[DATA PROVIDED start]
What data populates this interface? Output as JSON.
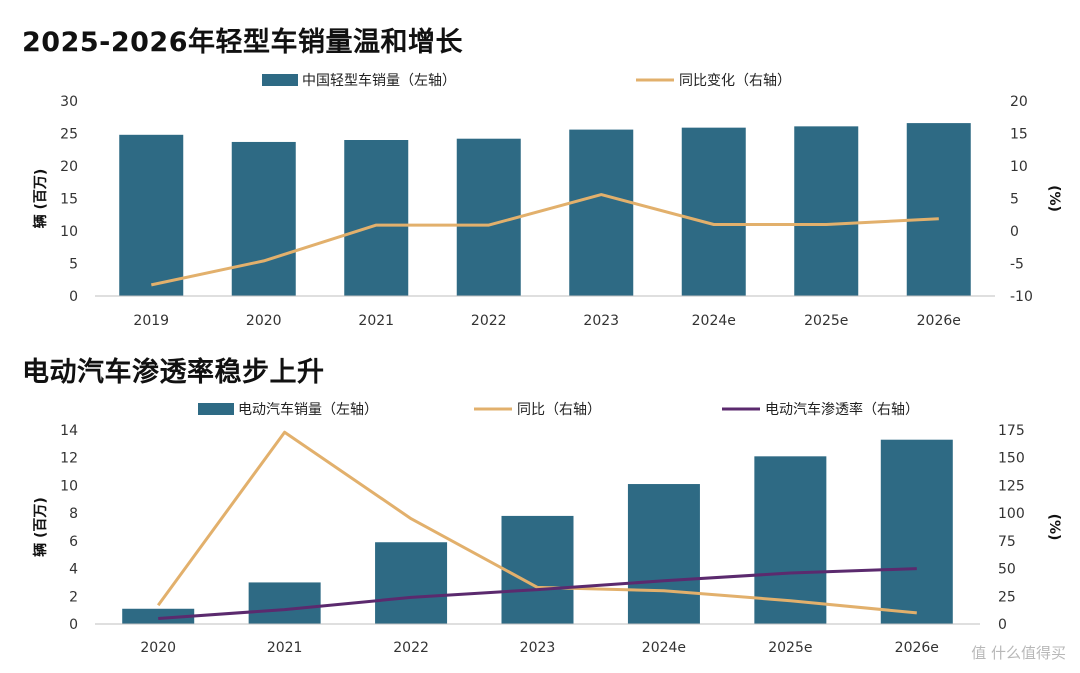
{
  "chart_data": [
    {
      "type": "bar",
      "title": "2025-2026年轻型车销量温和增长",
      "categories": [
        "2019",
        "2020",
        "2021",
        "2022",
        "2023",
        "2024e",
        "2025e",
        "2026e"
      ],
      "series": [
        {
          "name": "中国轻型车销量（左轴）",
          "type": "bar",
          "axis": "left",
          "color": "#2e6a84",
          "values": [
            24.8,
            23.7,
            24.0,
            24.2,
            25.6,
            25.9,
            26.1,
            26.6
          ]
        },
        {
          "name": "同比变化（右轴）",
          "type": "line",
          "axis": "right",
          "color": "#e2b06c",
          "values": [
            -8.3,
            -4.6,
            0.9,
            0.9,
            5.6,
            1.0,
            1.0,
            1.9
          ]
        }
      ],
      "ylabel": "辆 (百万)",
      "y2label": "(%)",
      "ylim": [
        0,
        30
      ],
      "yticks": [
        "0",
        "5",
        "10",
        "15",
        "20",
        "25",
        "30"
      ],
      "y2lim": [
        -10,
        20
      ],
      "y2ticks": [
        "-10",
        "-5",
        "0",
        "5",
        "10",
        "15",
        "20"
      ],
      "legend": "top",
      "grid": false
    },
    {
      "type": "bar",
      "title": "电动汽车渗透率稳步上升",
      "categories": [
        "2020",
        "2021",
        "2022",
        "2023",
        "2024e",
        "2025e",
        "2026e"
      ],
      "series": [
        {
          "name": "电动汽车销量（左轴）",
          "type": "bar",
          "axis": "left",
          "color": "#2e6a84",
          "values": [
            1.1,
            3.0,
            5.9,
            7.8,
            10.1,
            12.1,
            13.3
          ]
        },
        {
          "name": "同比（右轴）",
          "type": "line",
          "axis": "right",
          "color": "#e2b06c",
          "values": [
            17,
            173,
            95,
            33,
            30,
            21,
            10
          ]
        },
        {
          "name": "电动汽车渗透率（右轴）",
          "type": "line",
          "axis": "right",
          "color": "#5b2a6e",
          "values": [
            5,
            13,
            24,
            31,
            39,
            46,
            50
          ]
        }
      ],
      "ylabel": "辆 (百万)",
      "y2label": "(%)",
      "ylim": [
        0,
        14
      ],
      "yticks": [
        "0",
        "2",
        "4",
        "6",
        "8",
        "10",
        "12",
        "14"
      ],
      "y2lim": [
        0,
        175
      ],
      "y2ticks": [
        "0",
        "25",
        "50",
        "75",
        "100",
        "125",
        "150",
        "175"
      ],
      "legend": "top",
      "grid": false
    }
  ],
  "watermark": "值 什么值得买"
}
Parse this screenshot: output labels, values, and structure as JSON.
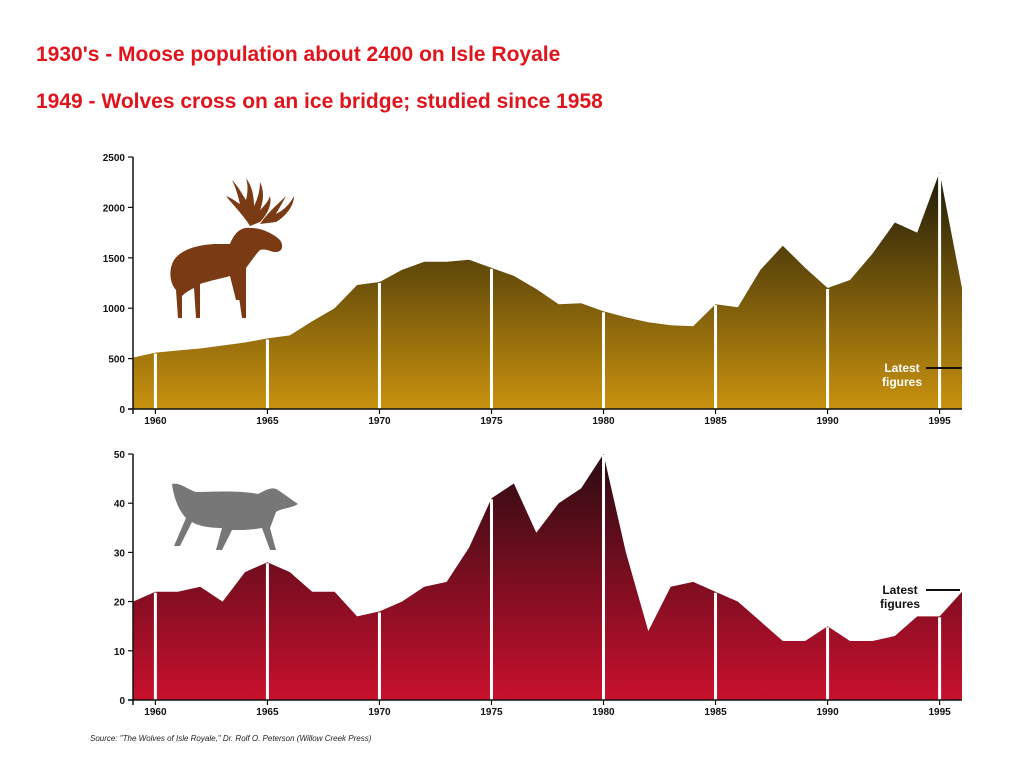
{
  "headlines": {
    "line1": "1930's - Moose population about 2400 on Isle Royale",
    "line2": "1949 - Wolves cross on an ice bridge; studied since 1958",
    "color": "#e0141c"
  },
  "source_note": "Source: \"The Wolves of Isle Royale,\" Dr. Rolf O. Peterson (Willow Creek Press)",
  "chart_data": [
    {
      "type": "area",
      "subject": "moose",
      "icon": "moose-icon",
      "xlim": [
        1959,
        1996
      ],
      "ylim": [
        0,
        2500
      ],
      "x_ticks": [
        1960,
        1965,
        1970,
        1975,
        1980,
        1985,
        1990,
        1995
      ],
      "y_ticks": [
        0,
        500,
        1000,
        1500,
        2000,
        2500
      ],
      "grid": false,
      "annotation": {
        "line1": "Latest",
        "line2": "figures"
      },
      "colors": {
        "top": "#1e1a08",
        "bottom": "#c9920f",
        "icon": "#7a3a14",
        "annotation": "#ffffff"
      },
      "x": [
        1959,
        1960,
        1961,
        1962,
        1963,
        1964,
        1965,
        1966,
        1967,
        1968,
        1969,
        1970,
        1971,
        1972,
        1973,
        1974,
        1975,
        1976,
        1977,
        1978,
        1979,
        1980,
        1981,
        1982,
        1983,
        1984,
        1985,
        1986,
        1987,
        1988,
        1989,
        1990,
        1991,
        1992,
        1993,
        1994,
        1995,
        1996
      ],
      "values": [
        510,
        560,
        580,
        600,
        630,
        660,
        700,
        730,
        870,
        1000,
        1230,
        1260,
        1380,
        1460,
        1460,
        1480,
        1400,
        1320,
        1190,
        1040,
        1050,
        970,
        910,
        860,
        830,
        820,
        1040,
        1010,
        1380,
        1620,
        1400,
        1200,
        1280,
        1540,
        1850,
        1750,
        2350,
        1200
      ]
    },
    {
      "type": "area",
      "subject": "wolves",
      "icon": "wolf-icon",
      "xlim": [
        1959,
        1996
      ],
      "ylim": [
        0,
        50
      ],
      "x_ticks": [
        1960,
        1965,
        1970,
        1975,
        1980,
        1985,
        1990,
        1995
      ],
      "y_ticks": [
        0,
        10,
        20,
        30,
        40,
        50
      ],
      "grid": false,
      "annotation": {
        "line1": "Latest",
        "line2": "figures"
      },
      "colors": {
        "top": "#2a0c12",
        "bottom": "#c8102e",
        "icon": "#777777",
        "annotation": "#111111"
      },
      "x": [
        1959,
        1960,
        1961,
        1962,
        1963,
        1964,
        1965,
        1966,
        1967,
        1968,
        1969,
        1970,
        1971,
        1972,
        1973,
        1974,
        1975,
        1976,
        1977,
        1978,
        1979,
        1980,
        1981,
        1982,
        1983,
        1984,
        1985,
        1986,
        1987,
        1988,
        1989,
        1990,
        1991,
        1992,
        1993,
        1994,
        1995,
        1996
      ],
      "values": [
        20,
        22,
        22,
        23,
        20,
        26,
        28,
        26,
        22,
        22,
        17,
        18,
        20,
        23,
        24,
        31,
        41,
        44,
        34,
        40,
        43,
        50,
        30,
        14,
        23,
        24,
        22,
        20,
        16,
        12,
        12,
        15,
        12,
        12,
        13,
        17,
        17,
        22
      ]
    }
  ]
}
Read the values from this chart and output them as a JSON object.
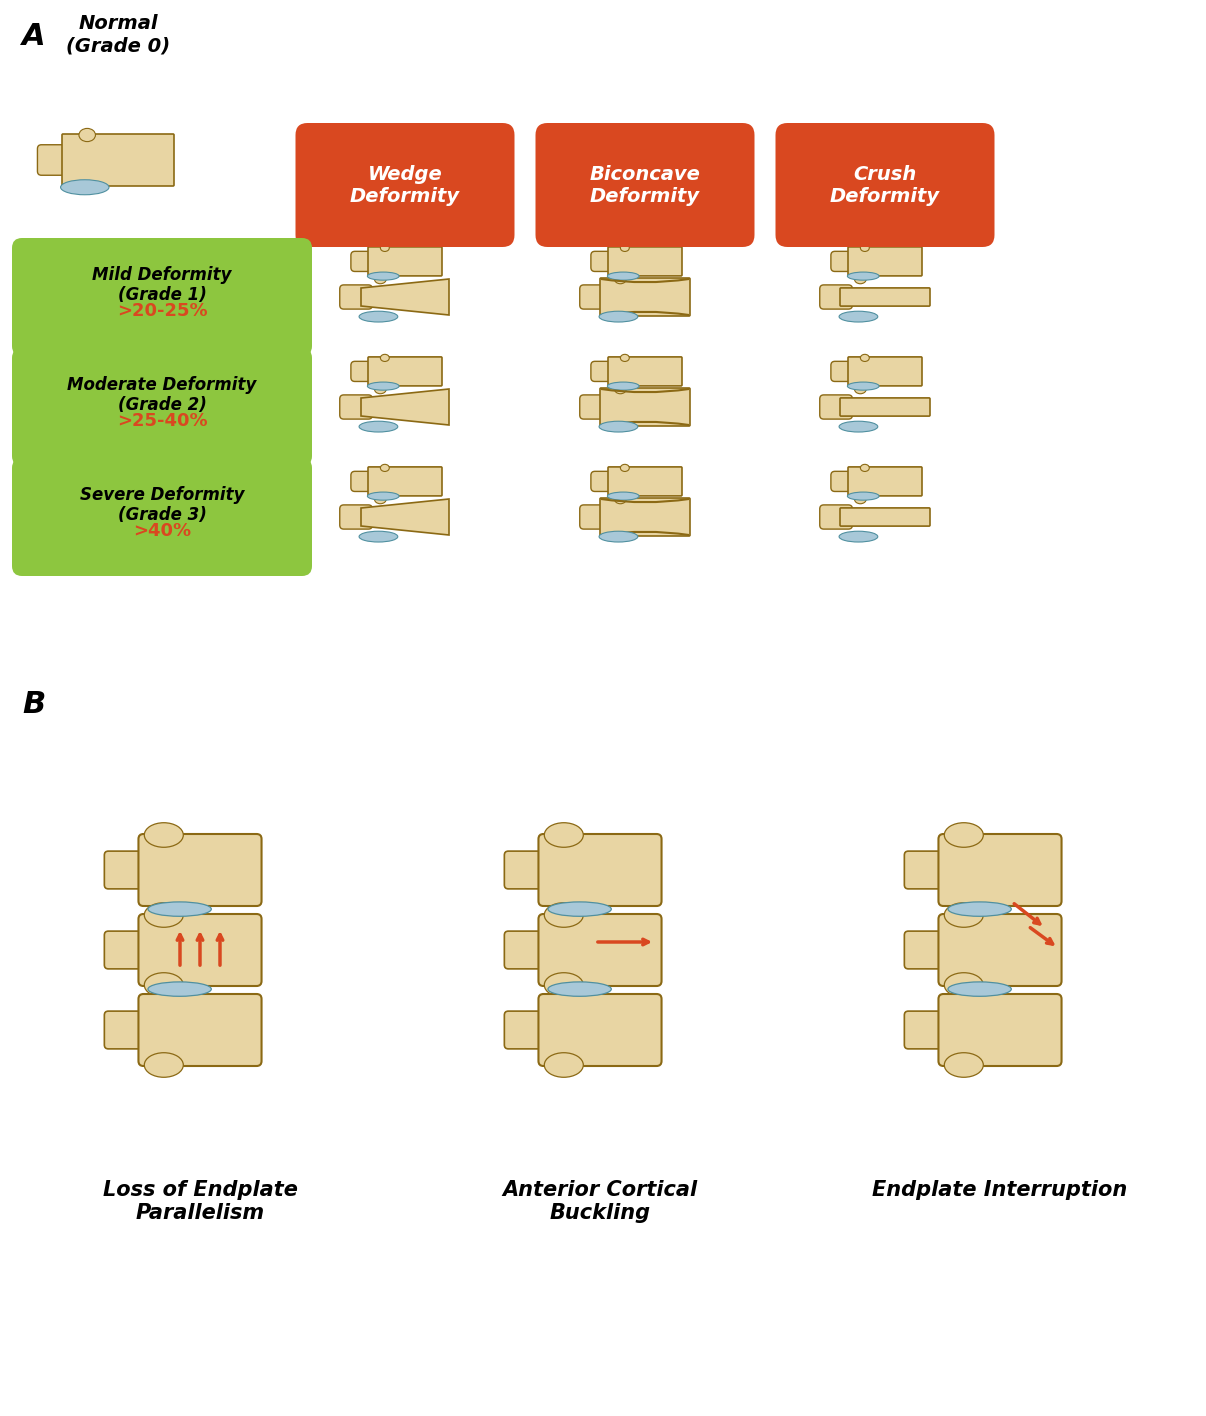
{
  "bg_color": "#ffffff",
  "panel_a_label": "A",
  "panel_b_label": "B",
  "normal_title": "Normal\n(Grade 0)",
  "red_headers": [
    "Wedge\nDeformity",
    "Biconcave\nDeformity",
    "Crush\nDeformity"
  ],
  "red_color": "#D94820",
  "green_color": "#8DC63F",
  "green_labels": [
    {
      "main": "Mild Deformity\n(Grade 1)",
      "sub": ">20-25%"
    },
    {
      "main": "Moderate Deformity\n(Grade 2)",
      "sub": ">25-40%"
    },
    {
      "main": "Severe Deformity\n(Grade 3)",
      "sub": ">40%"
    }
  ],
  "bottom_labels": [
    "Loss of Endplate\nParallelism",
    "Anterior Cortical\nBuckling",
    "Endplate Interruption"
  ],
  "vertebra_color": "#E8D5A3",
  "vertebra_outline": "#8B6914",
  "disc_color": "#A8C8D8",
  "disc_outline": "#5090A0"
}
[DATA PROVIDED end]
## INSTRUCTION
Without including any pictures, output all the entries above exactly.

## FINISHED ANSWER
What data populates this interface? Output as JSON.
{
  "chart_data": [
    {
      "type": "bar",
      "title": "2025-2026年轻型车销量温和增长",
      "categories": [
        "2019",
        "2020",
        "2021",
        "2022",
        "2023",
        "2024e",
        "2025e",
        "2026e"
      ],
      "series": [
        {
          "name": "中国轻型车销量（左轴）",
          "type": "bar",
          "axis": "left",
          "color": "#2e6a84",
          "values": [
            24.8,
            23.7,
            24.0,
            24.2,
            25.6,
            25.9,
            26.1,
            26.6
          ]
        },
        {
          "name": "同比变化（右轴）",
          "type": "line",
          "axis": "right",
          "color": "#e2b06c",
          "values": [
            -8.3,
            -4.6,
            0.9,
            0.9,
            5.6,
            1.0,
            1.0,
            1.9
          ]
        }
      ],
      "ylabel": "辆 (百万)",
      "y2label": "(%)",
      "ylim": [
        0,
        30
      ],
      "yticks": [
        "0",
        "5",
        "10",
        "15",
        "20",
        "25",
        "30"
      ],
      "y2lim": [
        -10,
        20
      ],
      "y2ticks": [
        "-10",
        "-5",
        "0",
        "5",
        "10",
        "15",
        "20"
      ],
      "legend": "top",
      "grid": false
    },
    {
      "type": "bar",
      "title": "电动汽车渗透率稳步上升",
      "categories": [
        "2020",
        "2021",
        "2022",
        "2023",
        "2024e",
        "2025e",
        "2026e"
      ],
      "series": [
        {
          "name": "电动汽车销量（左轴）",
          "type": "bar",
          "axis": "left",
          "color": "#2e6a84",
          "values": [
            1.1,
            3.0,
            5.9,
            7.8,
            10.1,
            12.1,
            13.3
          ]
        },
        {
          "name": "同比（右轴）",
          "type": "line",
          "axis": "right",
          "color": "#e2b06c",
          "values": [
            17,
            173,
            95,
            33,
            30,
            21,
            10
          ]
        },
        {
          "name": "电动汽车渗透率（右轴）",
          "type": "line",
          "axis": "right",
          "color": "#5b2a6e",
          "values": [
            5,
            13,
            24,
            31,
            39,
            46,
            50
          ]
        }
      ],
      "ylabel": "辆 (百万)",
      "y2label": "(%)",
      "ylim": [
        0,
        14
      ],
      "yticks": [
        "0",
        "2",
        "4",
        "6",
        "8",
        "10",
        "12",
        "14"
      ],
      "y2lim": [
        0,
        175
      ],
      "y2ticks": [
        "0",
        "25",
        "50",
        "75",
        "100",
        "125",
        "150",
        "175"
      ],
      "legend": "top",
      "grid": false
    }
  ],
  "watermark": "值 什么值得买"
}
Parse this screenshot: output labels, values, and structure as JSON.
{
  "headlines": {
    "line1": "1930's - Moose population about 2400 on Isle Royale",
    "line2": "1949 - Wolves cross on an ice bridge; studied since 1958",
    "color": "#e0141c"
  },
  "source_note": "Source: \"The Wolves of Isle Royale,\" Dr. Rolf O. Peterson (Willow Creek Press)",
  "chart_data": [
    {
      "type": "area",
      "subject": "moose",
      "icon": "moose-icon",
      "xlim": [
        1959,
        1996
      ],
      "ylim": [
        0,
        2500
      ],
      "x_ticks": [
        1960,
        1965,
        1970,
        1975,
        1980,
        1985,
        1990,
        1995
      ],
      "y_ticks": [
        0,
        500,
        1000,
        1500,
        2000,
        2500
      ],
      "grid": false,
      "annotation": {
        "line1": "Latest",
        "line2": "figures"
      },
      "colors": {
        "top": "#1e1a08",
        "bottom": "#c9920f",
        "icon": "#7a3a14",
        "annotation": "#ffffff"
      },
      "x": [
        1959,
        1960,
        1961,
        1962,
        1963,
        1964,
        1965,
        1966,
        1967,
        1968,
        1969,
        1970,
        1971,
        1972,
        1973,
        1974,
        1975,
        1976,
        1977,
        1978,
        1979,
        1980,
        1981,
        1982,
        1983,
        1984,
        1985,
        1986,
        1987,
        1988,
        1989,
        1990,
        1991,
        1992,
        1993,
        1994,
        1995,
        1996
      ],
      "values": [
        510,
        560,
        580,
        600,
        630,
        660,
        700,
        730,
        870,
        1000,
        1230,
        1260,
        1380,
        1460,
        1460,
        1480,
        1400,
        1320,
        1190,
        1040,
        1050,
        970,
        910,
        860,
        830,
        820,
        1040,
        1010,
        1380,
        1620,
        1400,
        1200,
        1280,
        1540,
        1850,
        1750,
        2350,
        1200
      ]
    },
    {
      "type": "area",
      "subject": "wolves",
      "icon": "wolf-icon",
      "xlim": [
        1959,
        1996
      ],
      "ylim": [
        0,
        50
      ],
      "x_ticks": [
        1960,
        1965,
        1970,
        1975,
        1980,
        1985,
        1990,
        1995
      ],
      "y_ticks": [
        0,
        10,
        20,
        30,
        40,
        50
      ],
      "grid": false,
      "annotation": {
        "line1": "Latest",
        "line2": "figures"
      },
      "colors": {
        "top": "#2a0c12",
        "bottom": "#c8102e",
        "icon": "#777777",
        "annotation": "#111111"
      },
      "x": [
        1959,
        1960,
        1961,
        1962,
        1963,
        1964,
        1965,
        1966,
        1967,
        1968,
        1969,
        1970,
        1971,
        1972,
        1973,
        1974,
        1975,
        1976,
        1977,
        1978,
        1979,
        1980,
        1981,
        1982,
        1983,
        1984,
        1985,
        1986,
        1987,
        1988,
        1989,
        1990,
        1991,
        1992,
        1993,
        1994,
        1995,
        1996
      ],
      "values": [
        20,
        22,
        22,
        23,
        20,
        26,
        28,
        26,
        22,
        22,
        17,
        18,
        20,
        23,
        24,
        31,
        41,
        44,
        34,
        40,
        43,
        50,
        30,
        14,
        23,
        24,
        22,
        20,
        16,
        12,
        12,
        15,
        12,
        12,
        13,
        17,
        17,
        22
      ]
    }
  ]
}
Read the values from this chart and output them as a JSON object.
{
  "bg_color": "#ffffff",
  "panel_a_label": "A",
  "panel_b_label": "B",
  "normal_title": "Normal\n(Grade 0)",
  "red_headers": [
    "Wedge\nDeformity",
    "Biconcave\nDeformity",
    "Crush\nDeformity"
  ],
  "red_color": "#D94820",
  "green_color": "#8DC63F",
  "green_labels": [
    {
      "main": "Mild Deformity\n(Grade 1)",
      "sub": ">20-25%"
    },
    {
      "main": "Moderate Deformity\n(Grade 2)",
      "sub": ">25-40%"
    },
    {
      "main": "Severe Deformity\n(Grade 3)",
      "sub": ">40%"
    }
  ],
  "bottom_labels": [
    "Loss of Endplate\nParallelism",
    "Anterior Cortical\nBuckling",
    "Endplate Interruption"
  ],
  "vertebra_color": "#E8D5A3",
  "vertebra_outline": "#8B6914",
  "disc_color": "#A8C8D8",
  "disc_outline": "#5090A0"
}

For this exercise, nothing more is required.